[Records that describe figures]
====

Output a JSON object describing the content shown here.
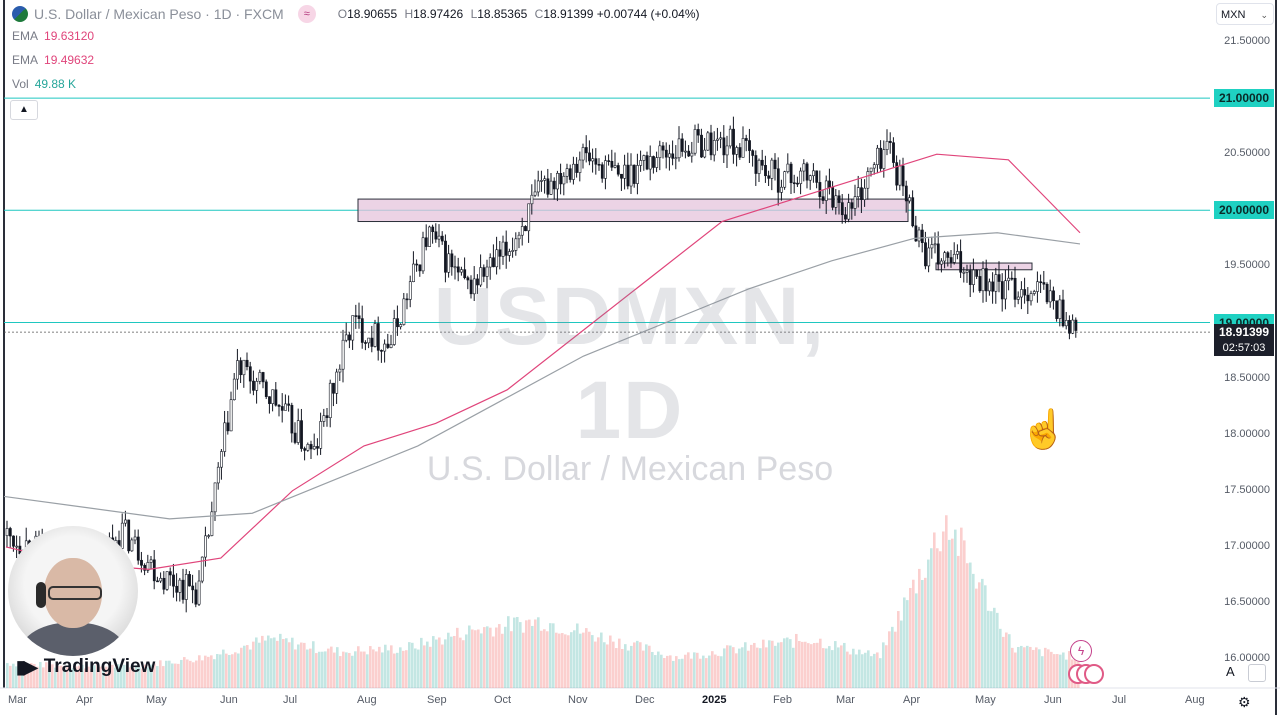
{
  "header": {
    "symbol_title": "U.S. Dollar / Mexican Peso · 1D · FXCM",
    "ohlc": {
      "o_label": "O",
      "o": "18.90655",
      "h_label": "H",
      "h": "18.97426",
      "l_label": "L",
      "l": "18.85365",
      "c_label": "C",
      "c": "18.91399",
      "change": "+0.00744 (+0.04%)"
    },
    "indicators": [
      {
        "name": "EMA",
        "value": "19.63120",
        "color": "#e0457b"
      },
      {
        "name": "EMA",
        "value": "19.49632",
        "color": "#e0457b"
      },
      {
        "name": "Vol",
        "value": "49.88 K",
        "color": "#26a69a"
      }
    ],
    "currency": "MXN"
  },
  "price_axis": {
    "labels": [
      "21.50000",
      "21.00000",
      "20.50000",
      "20.00000",
      "19.50000",
      "19.00000",
      "18.50000",
      "18.00000",
      "17.50000",
      "17.00000",
      "16.50000",
      "16.00000"
    ],
    "highlighted": [
      "21.00000",
      "20.00000",
      "19.00000"
    ],
    "last_price": "18.91399",
    "countdown": "02:57:03"
  },
  "time_axis": {
    "labels": [
      "Mar",
      "Apr",
      "May",
      "Jun",
      "Jul",
      "Aug",
      "Sep",
      "Oct",
      "Nov",
      "Dec",
      "2025",
      "Feb",
      "Mar",
      "Apr",
      "May",
      "Jun",
      "Jul",
      "Aug"
    ],
    "strong": [
      "2025"
    ]
  },
  "watermark": {
    "symbol": "USDMXN, 1D",
    "name": "U.S. Dollar / Mexican Peso"
  },
  "branding": {
    "name": "TradingView"
  },
  "controls": {
    "auto_label": "A"
  },
  "colors": {
    "horizontal_line": "#1fc7c0",
    "ema_fast": "#e0457b",
    "sma_slow": "#9aa0a6",
    "zone_fill": "#e6c4dc",
    "up": "#26a69a",
    "down": "#ef5350"
  },
  "chart_data": {
    "type": "candlestick",
    "timeframe": "1D",
    "ylim": [
      16.3,
      21.6
    ],
    "horizontal_levels": [
      21.0,
      20.0,
      19.0
    ],
    "zones": [
      {
        "from_month": "Aug",
        "to_month": "Mar",
        "low": 19.9,
        "high": 20.1
      },
      {
        "from_month": "Apr",
        "to_month": "May",
        "low": 19.47,
        "high": 19.53
      }
    ],
    "close_path": [
      {
        "m": "Mar",
        "v": 17.1
      },
      {
        "m": "Apr",
        "v": 16.95
      },
      {
        "m": "Apr",
        "v": 16.8
      },
      {
        "m": "May",
        "v": 17.15
      },
      {
        "m": "May",
        "v": 16.75
      },
      {
        "m": "Jun",
        "v": 16.6
      },
      {
        "m": "Jun",
        "v": 18.6
      },
      {
        "m": "Jul",
        "v": 18.3
      },
      {
        "m": "Jul",
        "v": 17.8
      },
      {
        "m": "Aug",
        "v": 19.0
      },
      {
        "m": "Aug",
        "v": 18.8
      },
      {
        "m": "Sep",
        "v": 19.8
      },
      {
        "m": "Oct",
        "v": 19.3
      },
      {
        "m": "Oct",
        "v": 19.6
      },
      {
        "m": "Nov",
        "v": 20.2
      },
      {
        "m": "Nov",
        "v": 20.5
      },
      {
        "m": "Dec",
        "v": 20.3
      },
      {
        "m": "Dec",
        "v": 20.5
      },
      {
        "m": "2025",
        "v": 20.6
      },
      {
        "m": "Feb",
        "v": 20.6
      },
      {
        "m": "Feb",
        "v": 20.3
      },
      {
        "m": "Mar",
        "v": 20.3
      },
      {
        "m": "Mar",
        "v": 20.0
      },
      {
        "m": "Apr",
        "v": 20.6
      },
      {
        "m": "Apr",
        "v": 19.6
      },
      {
        "m": "May",
        "v": 19.5
      },
      {
        "m": "May",
        "v": 19.3
      },
      {
        "m": "Jun",
        "v": 19.3
      },
      {
        "m": "Jun",
        "v": 18.91
      }
    ],
    "ema_fast": [
      17.0,
      16.85,
      16.8,
      16.9,
      17.5,
      17.9,
      18.1,
      18.4,
      18.9,
      19.4,
      19.9,
      20.1,
      20.3,
      20.5,
      20.45,
      19.8
    ],
    "sma_slow": [
      17.45,
      17.35,
      17.25,
      17.3,
      17.6,
      17.9,
      18.3,
      18.7,
      19.0,
      19.3,
      19.55,
      19.75,
      19.8,
      19.7
    ],
    "volume_scale": [
      0.12,
      0.1,
      0.1,
      0.15,
      0.25,
      0.18,
      0.2,
      0.3,
      0.35,
      0.25,
      0.15,
      0.2,
      0.25,
      0.15,
      0.9,
      0.2,
      0.15
    ]
  }
}
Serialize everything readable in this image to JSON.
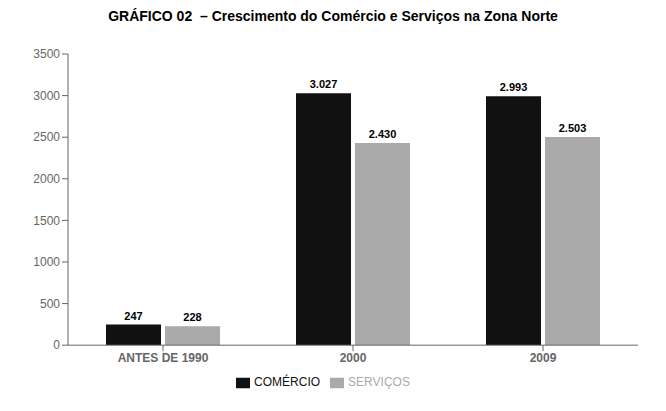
{
  "chart_data": {
    "type": "bar",
    "title": "GRÁFICO 02  – Crescimento do Comércio e Serviços na Zona Norte",
    "categories": [
      "ANTES DE 1990",
      "2000",
      "2009"
    ],
    "series": [
      {
        "name": "COMÉRCIO",
        "color": "#111111",
        "values": [
          247,
          3027,
          2993
        ],
        "value_labels": [
          "247",
          "3.027",
          "2.993"
        ]
      },
      {
        "name": "SERVIÇOS",
        "color": "#aaaaaa",
        "values": [
          228,
          2430,
          2503
        ],
        "value_labels": [
          "228",
          "2.430",
          "2.503"
        ]
      }
    ],
    "ylim": [
      0,
      3500
    ],
    "yticks": [
      0,
      500,
      1000,
      1500,
      2000,
      2500,
      3000,
      3500
    ],
    "data_labels": true,
    "legend": "bottom",
    "grid": false
  }
}
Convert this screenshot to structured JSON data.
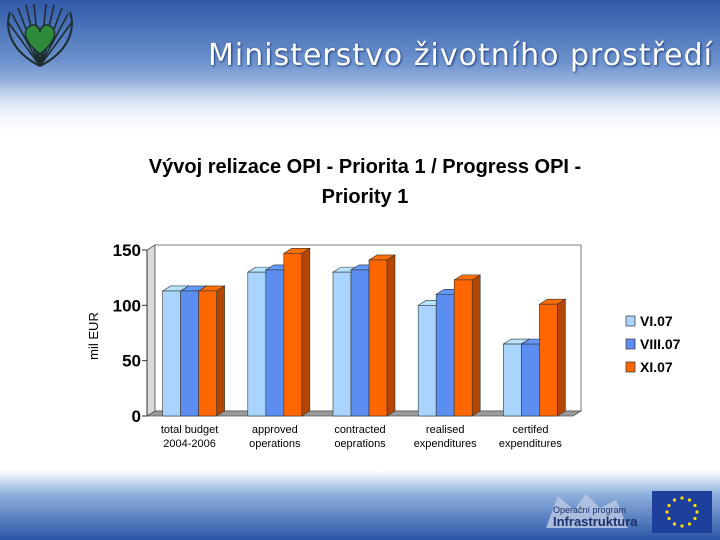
{
  "header": {
    "ministry_name": "Ministerstvo životního prostředí"
  },
  "chart_data": {
    "type": "bar",
    "title_line1": "Vývoj relizace OPI - Priorita 1 / Progress OPI -",
    "title_line2": "Priority 1",
    "xlabel": "",
    "ylabel": "mil EUR",
    "ylim": [
      0,
      150
    ],
    "yticks": [
      "0",
      "50",
      "100",
      "150"
    ],
    "grid": false,
    "legend_position": "right",
    "categories": [
      [
        "total budget",
        "2004-2006"
      ],
      [
        "approved",
        "operations"
      ],
      [
        "contracted",
        "oeprations"
      ],
      [
        "realised",
        "expenditures"
      ],
      [
        "certifed",
        "expenditures"
      ]
    ],
    "series": [
      {
        "name": "VI.07",
        "color": "#a9d4ff",
        "values": [
          113,
          130,
          130,
          100,
          65
        ]
      },
      {
        "name": "VIII.07",
        "color": "#5b8ef0",
        "values": [
          113,
          132,
          132,
          110,
          65
        ]
      },
      {
        "name": "XI.07",
        "color": "#ff6600",
        "values": [
          113,
          147,
          141,
          123,
          101
        ]
      }
    ]
  },
  "footer": {
    "op_line1": "Operační program",
    "op_line2": "Infrastruktura"
  }
}
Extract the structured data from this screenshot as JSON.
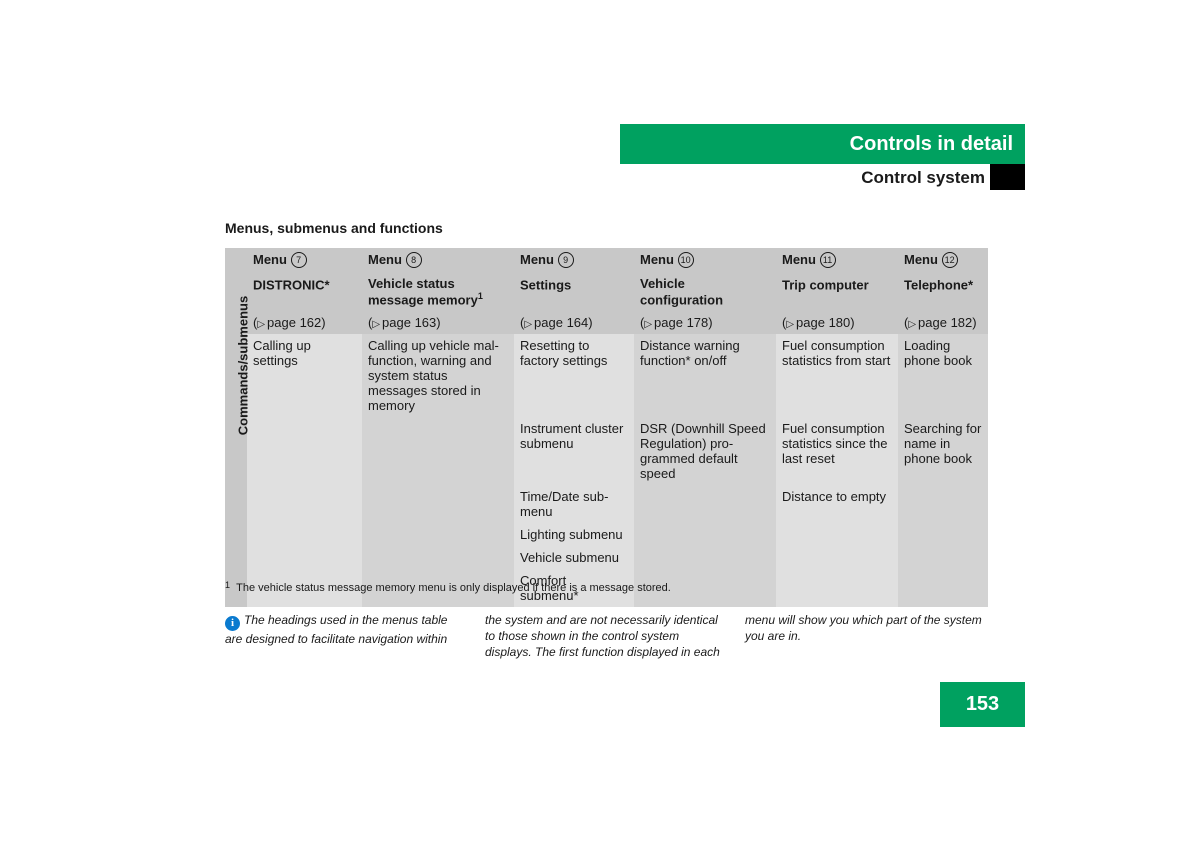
{
  "colors": {
    "accent_green": "#00a160",
    "header_gray": "#c8c8c8",
    "body_odd": "#e0e0e0",
    "body_even": "#d3d3d3",
    "info_blue": "#0a7acf",
    "black": "#000000",
    "text": "#1a1a1a"
  },
  "header": {
    "title": "Controls in detail",
    "subtitle": "Control system"
  },
  "section_title": "Menus, submenus and functions",
  "table": {
    "row_label": "Commands/submenus",
    "columns": [
      {
        "menu_num": "7",
        "menu_label": "Menu",
        "title": "DISTRONIC*",
        "title_sup": "",
        "page_ref": "page 162"
      },
      {
        "menu_num": "8",
        "menu_label": "Menu",
        "title": "Vehicle status message memory",
        "title_sup": "1",
        "page_ref": "page 163"
      },
      {
        "menu_num": "9",
        "menu_label": "Menu",
        "title": "Settings",
        "title_sup": "",
        "page_ref": "page 164"
      },
      {
        "menu_num": "10",
        "menu_label": "Menu",
        "title": "Vehicle configuration",
        "title_sup": "",
        "page_ref": "page 178"
      },
      {
        "menu_num": "11",
        "menu_label": "Menu",
        "title": "Trip computer",
        "title_sup": "",
        "page_ref": "page 180"
      },
      {
        "menu_num": "12",
        "menu_label": "Menu",
        "title": "Telephone*",
        "title_sup": "",
        "page_ref": "page 182"
      }
    ],
    "body_rows": [
      [
        "Calling up settings",
        "Calling up vehicle mal­function, warning and system status messages stored in memory",
        "Resetting to factory settings",
        "Distance warning function* on/off",
        "Fuel consumption statistics from start",
        "Loading phone book"
      ],
      [
        "",
        "",
        "Instrument cluster submenu",
        "DSR (Downhill Speed Regulation) pro­grammed default speed",
        "Fuel consumption statistics since the last reset",
        "Searching for name in phone book"
      ],
      [
        "",
        "",
        "Time/Date sub­menu",
        "",
        "Distance to empty",
        ""
      ],
      [
        "",
        "",
        "Lighting submenu",
        "",
        "",
        ""
      ],
      [
        "",
        "",
        "Vehicle submenu",
        "",
        "",
        ""
      ],
      [
        "",
        "",
        "Comfort submenu*",
        "",
        "",
        ""
      ]
    ]
  },
  "footnote": {
    "marker": "1",
    "text": "The vehicle status message memory menu is only displayed if there is a message stored."
  },
  "info_note": "The headings used in the menus table are designed to facilitate navigation within the system and are not necessarily identical to those shown in the control system displays. The first function displayed in each menu will show you which part of the system you are in.",
  "page_number": "153"
}
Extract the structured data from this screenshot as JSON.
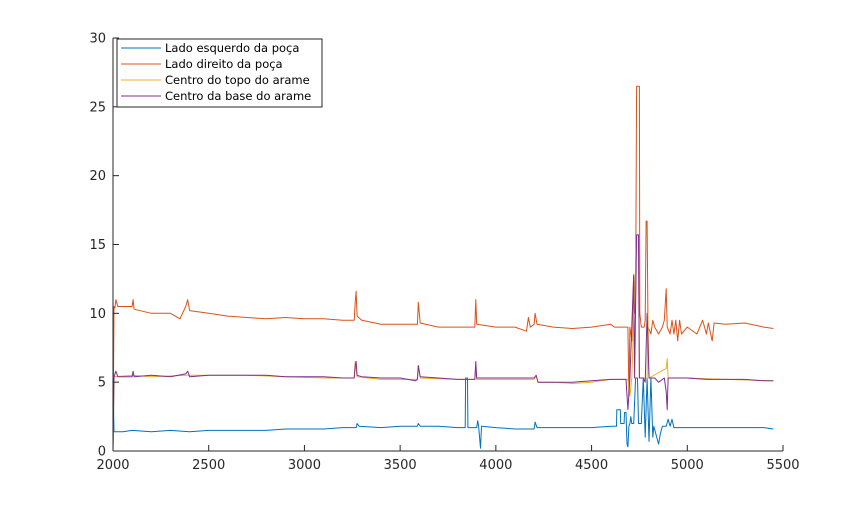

====

**Task brief:** From the records above, pull out each line that has "Calling".

**Exercise answer:**
        "Calling up settings",
        "Calling up vehicle mal­function, warning and system status messages stored in memory",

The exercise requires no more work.